§ Direction
Return, word for word, every line that follows.

§ Data shown
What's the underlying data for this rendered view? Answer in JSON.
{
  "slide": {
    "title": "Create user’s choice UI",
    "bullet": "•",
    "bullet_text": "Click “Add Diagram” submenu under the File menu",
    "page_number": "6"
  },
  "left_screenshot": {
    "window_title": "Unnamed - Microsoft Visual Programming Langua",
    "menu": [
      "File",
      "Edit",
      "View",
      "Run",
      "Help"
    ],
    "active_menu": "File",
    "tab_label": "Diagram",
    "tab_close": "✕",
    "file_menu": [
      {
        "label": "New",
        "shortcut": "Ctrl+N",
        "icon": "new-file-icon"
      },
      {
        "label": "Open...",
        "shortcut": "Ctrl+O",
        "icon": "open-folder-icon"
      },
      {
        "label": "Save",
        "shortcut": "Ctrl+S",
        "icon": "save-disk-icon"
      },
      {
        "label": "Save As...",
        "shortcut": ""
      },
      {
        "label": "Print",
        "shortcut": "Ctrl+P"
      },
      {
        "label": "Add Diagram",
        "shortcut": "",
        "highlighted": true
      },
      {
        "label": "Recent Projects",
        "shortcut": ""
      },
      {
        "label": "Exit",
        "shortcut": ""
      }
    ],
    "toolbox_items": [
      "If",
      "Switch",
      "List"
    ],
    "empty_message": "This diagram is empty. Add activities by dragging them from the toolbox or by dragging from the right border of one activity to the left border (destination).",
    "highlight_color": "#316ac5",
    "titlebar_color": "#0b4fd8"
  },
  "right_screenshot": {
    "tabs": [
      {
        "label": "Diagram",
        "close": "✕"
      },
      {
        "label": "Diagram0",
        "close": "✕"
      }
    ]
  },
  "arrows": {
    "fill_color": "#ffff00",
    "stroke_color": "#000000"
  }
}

§ Answer to the task
What's the underlying data for this rendered view? Answer in JSON.
{
  "slide": {
    "title": "Create user’s choice UI",
    "bullet": "•",
    "bullet_text": "Click “Add Diagram” submenu under the File menu",
    "page_number": "6"
  },
  "left_screenshot": {
    "window_title": "Unnamed - Microsoft Visual Programming Langua",
    "menu": [
      "File",
      "Edit",
      "View",
      "Run",
      "Help"
    ],
    "active_menu": "File",
    "tab_label": "Diagram",
    "tab_close": "✕",
    "file_menu": [
      {
        "label": "New",
        "shortcut": "Ctrl+N",
        "icon": "new-file-icon"
      },
      {
        "label": "Open...",
        "shortcut": "Ctrl+O",
        "icon": "open-folder-icon"
      },
      {
        "label": "Save",
        "shortcut": "Ctrl+S",
        "icon": "save-disk-icon"
      },
      {
        "label": "Save As...",
        "shortcut": ""
      },
      {
        "label": "Print",
        "shortcut": "Ctrl+P"
      },
      {
        "label": "Add Diagram",
        "shortcut": "",
        "highlighted": true
      },
      {
        "label": "Recent Projects",
        "shortcut": ""
      },
      {
        "label": "Exit",
        "shortcut": ""
      }
    ],
    "toolbox_items": [
      "If",
      "Switch",
      "List"
    ],
    "empty_message": "This diagram is empty. Add activities by dragging them from the toolbox or by dragging from the right border of one activity to the left border (destination).",
    "highlight_color": "#316ac5",
    "titlebar_color": "#0b4fd8"
  },
  "right_screenshot": {
    "tabs": [
      {
        "label": "Diagram",
        "close": "✕"
      },
      {
        "label": "Diagram0",
        "close": "✕"
      }
    ]
  },
  "arrows": {
    "fill_color": "#ffff00",
    "stroke_color": "#000000"
  }
}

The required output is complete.